*Direction*
Copy out all the records exactly.

## start

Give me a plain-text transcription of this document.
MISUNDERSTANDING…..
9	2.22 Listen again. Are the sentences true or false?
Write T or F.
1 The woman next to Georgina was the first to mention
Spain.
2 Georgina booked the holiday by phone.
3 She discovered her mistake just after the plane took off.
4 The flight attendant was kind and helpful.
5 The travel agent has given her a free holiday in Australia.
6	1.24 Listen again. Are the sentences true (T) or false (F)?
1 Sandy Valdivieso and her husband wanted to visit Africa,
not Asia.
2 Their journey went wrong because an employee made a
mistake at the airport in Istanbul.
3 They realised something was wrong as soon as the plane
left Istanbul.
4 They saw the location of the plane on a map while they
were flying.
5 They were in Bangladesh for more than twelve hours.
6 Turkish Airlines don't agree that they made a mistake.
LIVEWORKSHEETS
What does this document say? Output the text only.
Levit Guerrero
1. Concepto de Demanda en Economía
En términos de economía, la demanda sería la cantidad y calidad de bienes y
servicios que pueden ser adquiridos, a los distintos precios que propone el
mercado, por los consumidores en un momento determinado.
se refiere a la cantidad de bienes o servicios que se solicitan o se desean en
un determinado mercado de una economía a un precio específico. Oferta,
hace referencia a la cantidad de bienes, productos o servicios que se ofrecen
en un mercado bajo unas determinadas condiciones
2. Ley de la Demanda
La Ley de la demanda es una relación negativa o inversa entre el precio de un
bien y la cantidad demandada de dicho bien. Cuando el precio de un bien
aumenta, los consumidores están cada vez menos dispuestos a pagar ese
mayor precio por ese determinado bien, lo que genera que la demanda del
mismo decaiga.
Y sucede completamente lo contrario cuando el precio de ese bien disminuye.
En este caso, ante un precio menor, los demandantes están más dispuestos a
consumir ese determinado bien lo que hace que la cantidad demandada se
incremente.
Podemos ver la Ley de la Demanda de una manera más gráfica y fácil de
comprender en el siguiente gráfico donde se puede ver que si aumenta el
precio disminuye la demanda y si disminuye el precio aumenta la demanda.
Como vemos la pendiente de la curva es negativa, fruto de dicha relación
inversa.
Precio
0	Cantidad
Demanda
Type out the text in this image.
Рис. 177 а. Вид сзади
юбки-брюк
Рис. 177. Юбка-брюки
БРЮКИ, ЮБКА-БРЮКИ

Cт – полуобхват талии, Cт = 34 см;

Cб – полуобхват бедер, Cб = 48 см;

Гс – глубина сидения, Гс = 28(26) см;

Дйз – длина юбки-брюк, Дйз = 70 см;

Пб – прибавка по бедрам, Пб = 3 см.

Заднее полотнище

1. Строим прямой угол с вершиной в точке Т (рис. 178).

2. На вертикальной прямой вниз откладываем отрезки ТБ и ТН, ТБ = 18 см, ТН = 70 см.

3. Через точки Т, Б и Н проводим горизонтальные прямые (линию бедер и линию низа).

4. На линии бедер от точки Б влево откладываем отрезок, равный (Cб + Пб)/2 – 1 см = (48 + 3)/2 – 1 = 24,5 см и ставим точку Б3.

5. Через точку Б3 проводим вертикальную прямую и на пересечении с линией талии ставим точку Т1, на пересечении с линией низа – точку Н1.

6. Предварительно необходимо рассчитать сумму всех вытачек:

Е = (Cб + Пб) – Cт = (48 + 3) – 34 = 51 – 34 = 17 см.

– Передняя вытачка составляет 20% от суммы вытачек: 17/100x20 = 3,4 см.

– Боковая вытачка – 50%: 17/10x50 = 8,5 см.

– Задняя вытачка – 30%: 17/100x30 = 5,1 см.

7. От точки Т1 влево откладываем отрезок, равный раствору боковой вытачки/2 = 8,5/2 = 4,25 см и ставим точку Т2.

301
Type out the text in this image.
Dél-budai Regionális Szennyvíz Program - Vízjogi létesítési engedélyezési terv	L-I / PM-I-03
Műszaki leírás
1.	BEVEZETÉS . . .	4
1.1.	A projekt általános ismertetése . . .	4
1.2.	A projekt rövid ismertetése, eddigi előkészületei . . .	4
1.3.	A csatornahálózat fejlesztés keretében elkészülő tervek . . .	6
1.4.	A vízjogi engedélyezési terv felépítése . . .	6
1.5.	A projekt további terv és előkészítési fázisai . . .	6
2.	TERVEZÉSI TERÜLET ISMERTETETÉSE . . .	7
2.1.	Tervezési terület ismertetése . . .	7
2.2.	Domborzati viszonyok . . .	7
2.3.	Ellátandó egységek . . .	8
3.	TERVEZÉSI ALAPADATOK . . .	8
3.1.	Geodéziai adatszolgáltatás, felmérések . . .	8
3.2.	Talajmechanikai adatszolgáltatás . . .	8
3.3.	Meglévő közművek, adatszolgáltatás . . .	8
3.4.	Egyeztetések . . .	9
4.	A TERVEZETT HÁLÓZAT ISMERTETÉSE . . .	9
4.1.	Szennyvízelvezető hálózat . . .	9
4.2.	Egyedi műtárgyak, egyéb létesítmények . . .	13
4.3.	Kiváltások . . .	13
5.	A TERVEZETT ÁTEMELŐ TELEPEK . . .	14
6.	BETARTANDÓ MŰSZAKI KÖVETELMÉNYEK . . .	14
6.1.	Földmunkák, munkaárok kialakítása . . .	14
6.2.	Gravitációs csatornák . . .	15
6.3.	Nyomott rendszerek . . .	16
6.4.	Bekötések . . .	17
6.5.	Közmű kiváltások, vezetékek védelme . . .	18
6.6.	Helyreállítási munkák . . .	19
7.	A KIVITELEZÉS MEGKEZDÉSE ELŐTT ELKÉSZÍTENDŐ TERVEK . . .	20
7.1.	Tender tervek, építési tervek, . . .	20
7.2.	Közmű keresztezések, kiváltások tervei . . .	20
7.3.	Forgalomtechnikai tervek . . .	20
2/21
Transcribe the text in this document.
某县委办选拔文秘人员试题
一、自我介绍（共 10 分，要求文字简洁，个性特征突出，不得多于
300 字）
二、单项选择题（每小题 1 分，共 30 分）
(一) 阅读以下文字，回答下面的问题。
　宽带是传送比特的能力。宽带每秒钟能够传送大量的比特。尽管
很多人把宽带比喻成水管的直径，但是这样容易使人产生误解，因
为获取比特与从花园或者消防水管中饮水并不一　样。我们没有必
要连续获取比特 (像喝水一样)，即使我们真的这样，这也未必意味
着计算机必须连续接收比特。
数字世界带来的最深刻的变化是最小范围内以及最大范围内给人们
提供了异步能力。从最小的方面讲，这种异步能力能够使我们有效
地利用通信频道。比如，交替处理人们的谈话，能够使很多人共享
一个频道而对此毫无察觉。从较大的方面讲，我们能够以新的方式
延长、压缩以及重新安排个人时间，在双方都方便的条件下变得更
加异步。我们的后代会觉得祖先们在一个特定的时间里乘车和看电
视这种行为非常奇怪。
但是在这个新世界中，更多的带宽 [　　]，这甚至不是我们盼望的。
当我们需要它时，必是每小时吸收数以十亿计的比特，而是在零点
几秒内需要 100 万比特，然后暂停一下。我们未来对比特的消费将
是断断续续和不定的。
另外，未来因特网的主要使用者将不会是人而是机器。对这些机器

## end

*Expected output*
Give me a plain-text transcription of this document.
MISUNDERSTANDING…..
9	2.22 Listen again. Are the sentences true or false?
Write T or F.
1 The woman next to Georgina was the first to mention
Spain.
2 Georgina booked the holiday by phone.
3 She discovered her mistake just after the plane took off.
4 The flight attendant was kind and helpful.
5 The travel agent has given her a free holiday in Australia.
6	1.24 Listen again. Are the sentences true (T) or false (F)?
1 Sandy Valdivieso and her husband wanted to visit Africa,
not Asia.
2 Their journey went wrong because an employee made a
mistake at the airport in Istanbul.
3 They realised something was wrong as soon as the plane
left Istanbul.
4 They saw the location of the plane on a map while they
were flying.
5 They were in Bangladesh for more than twelve hours.
6 Turkish Airlines don't agree that they made a mistake.
LIVEWORKSHEETS
What does this document say? Output the text only.
Levit Guerrero
1. Concepto de Demanda en Economía
En términos de economía, la demanda sería la cantidad y calidad de bienes y
servicios que pueden ser adquiridos, a los distintos precios que propone el
mercado, por los consumidores en un momento determinado.
se refiere a la cantidad de bienes o servicios que se solicitan o se desean en
un determinado mercado de una economía a un precio específico. Oferta,
hace referencia a la cantidad de bienes, productos o servicios que se ofrecen
en un mercado bajo unas determinadas condiciones
2. Ley de la Demanda
La Ley de la demanda es una relación negativa o inversa entre el precio de un
bien y la cantidad demandada de dicho bien. Cuando el precio de un bien
aumenta, los consumidores están cada vez menos dispuestos a pagar ese
mayor precio por ese determinado bien, lo que genera que la demanda del
mismo decaiga.
Y sucede completamente lo contrario cuando el precio de ese bien disminuye.
En este caso, ante un precio menor, los demandantes están más dispuestos a
consumir ese determinado bien lo que hace que la cantidad demandada se
incremente.
Podemos ver la Ley de la Demanda de una manera más gráfica y fácil de
comprender en el siguiente gráfico donde se puede ver que si aumenta el
precio disminuye la demanda y si disminuye el precio aumenta la demanda.
Como vemos la pendiente de la curva es negativa, fruto de dicha relación
inversa.
Precio
0	Cantidad
Demanda
Type out the text in this image.
Рис. 177 а. Вид сзади
юбки-брюк
Рис. 177. Юбка-брюки
БРЮКИ, ЮБКА-БРЮКИ

Cт – полуобхват талии, Cт = 34 см;

Cб – полуобхват бедер, Cб = 48 см;

Гс – глубина сидения, Гс = 28(26) см;

Дйз – длина юбки-брюк, Дйз = 70 см;

Пб – прибавка по бедрам, Пб = 3 см.

Заднее полотнище

1. Строим прямой угол с вершиной в точке Т (рис. 178).

2. На вертикальной прямой вниз откладываем отрезки ТБ и ТН, ТБ = 18 см, ТН = 70 см.

3. Через точки Т, Б и Н проводим горизонтальные прямые (линию бедер и линию низа).

4. На линии бедер от точки Б влево откладываем отрезок, равный (Cб + Пб)/2 – 1 см = (48 + 3)/2 – 1 = 24,5 см и ставим точку Б3.

5. Через точку Б3 проводим вертикальную прямую и на пересечении с линией талии ставим точку Т1, на пересечении с линией низа – точку Н1.

6. Предварительно необходимо рассчитать сумму всех вытачек:

Е = (Cб + Пб) – Cт = (48 + 3) – 34 = 51 – 34 = 17 см.

– Передняя вытачка составляет 20% от суммы вытачек: 17/100x20 = 3,4 см.

– Боковая вытачка – 50%: 17/10x50 = 8,5 см.

– Задняя вытачка – 30%: 17/100x30 = 5,1 см.

7. От точки Т1 влево откладываем отрезок, равный раствору боковой вытачки/2 = 8,5/2 = 4,25 см и ставим точку Т2.

301
Type out the text in this image.
Dél-budai Regionális Szennyvíz Program - Vízjogi létesítési engedélyezési terv	L-I / PM-I-03
Műszaki leírás
1.	BEVEZETÉS . . .	4
1.1.	A projekt általános ismertetése . . .	4
1.2.	A projekt rövid ismertetése, eddigi előkészületei . . .	4
1.3.	A csatornahálózat fejlesztés keretében elkészülő tervek . . .	6
1.4.	A vízjogi engedélyezési terv felépítése . . .	6
1.5.	A projekt további terv és előkészítési fázisai . . .	6
2.	TERVEZÉSI TERÜLET ISMERTETETÉSE . . .	7
2.1.	Tervezési terület ismertetése . . .	7
2.2.	Domborzati viszonyok . . .	7
2.3.	Ellátandó egységek . . .	8
3.	TERVEZÉSI ALAPADATOK . . .	8
3.1.	Geodéziai adatszolgáltatás, felmérések . . .	8
3.2.	Talajmechanikai adatszolgáltatás . . .	8
3.3.	Meglévő közművek, adatszolgáltatás . . .	8
3.4.	Egyeztetések . . .	9
4.	A TERVEZETT HÁLÓZAT ISMERTETÉSE . . .	9
4.1.	Szennyvízelvezető hálózat . . .	9
4.2.	Egyedi műtárgyak, egyéb létesítmények . . .	13
4.3.	Kiváltások . . .	13
5.	A TERVEZETT ÁTEMELŐ TELEPEK . . .	14
6.	BETARTANDÓ MŰSZAKI KÖVETELMÉNYEK . . .	14
6.1.	Földmunkák, munkaárok kialakítása . . .	14
6.2.	Gravitációs csatornák . . .	15
6.3.	Nyomott rendszerek . . .	16
6.4.	Bekötések . . .	17
6.5.	Közmű kiváltások, vezetékek védelme . . .	18
6.6.	Helyreállítási munkák . . .	19
7.	A KIVITELEZÉS MEGKEZDÉSE ELŐTT ELKÉSZÍTENDŐ TERVEK . . .	20
7.1.	Tender tervek, építési tervek, . . .	20
7.2.	Közmű keresztezések, kiváltások tervei . . .	20
7.3.	Forgalomtechnikai tervek . . .	20
2/21
Transcribe the text in this document.
某县委办选拔文秘人员试题
一、自我介绍（共 10 分，要求文字简洁，个性特征突出，不得多于
300 字）
二、单项选择题（每小题 1 分，共 30 分）
(一) 阅读以下文字，回答下面的问题。
　宽带是传送比特的能力。宽带每秒钟能够传送大量的比特。尽管
很多人把宽带比喻成水管的直径，但是这样容易使人产生误解，因
为获取比特与从花园或者消防水管中饮水并不一　样。我们没有必
要连续获取比特 (像喝水一样)，即使我们真的这样，这也未必意味
着计算机必须连续接收比特。
数字世界带来的最深刻的变化是最小范围内以及最大范围内给人们
提供了异步能力。从最小的方面讲，这种异步能力能够使我们有效
地利用通信频道。比如，交替处理人们的谈话，能够使很多人共享
一个频道而对此毫无察觉。从较大的方面讲，我们能够以新的方式
延长、压缩以及重新安排个人时间，在双方都方便的条件下变得更
加异步。我们的后代会觉得祖先们在一个特定的时间里乘车和看电
视这种行为非常奇怪。
但是在这个新世界中，更多的带宽 [　　]，这甚至不是我们盼望的。
当我们需要它时，必是每小时吸收数以十亿计的比特，而是在零点
几秒内需要 100 万比特，然后暂停一下。我们未来对比特的消费将
是断断续续和不定的。
另外，未来因特网的主要使用者将不会是人而是机器。对这些机器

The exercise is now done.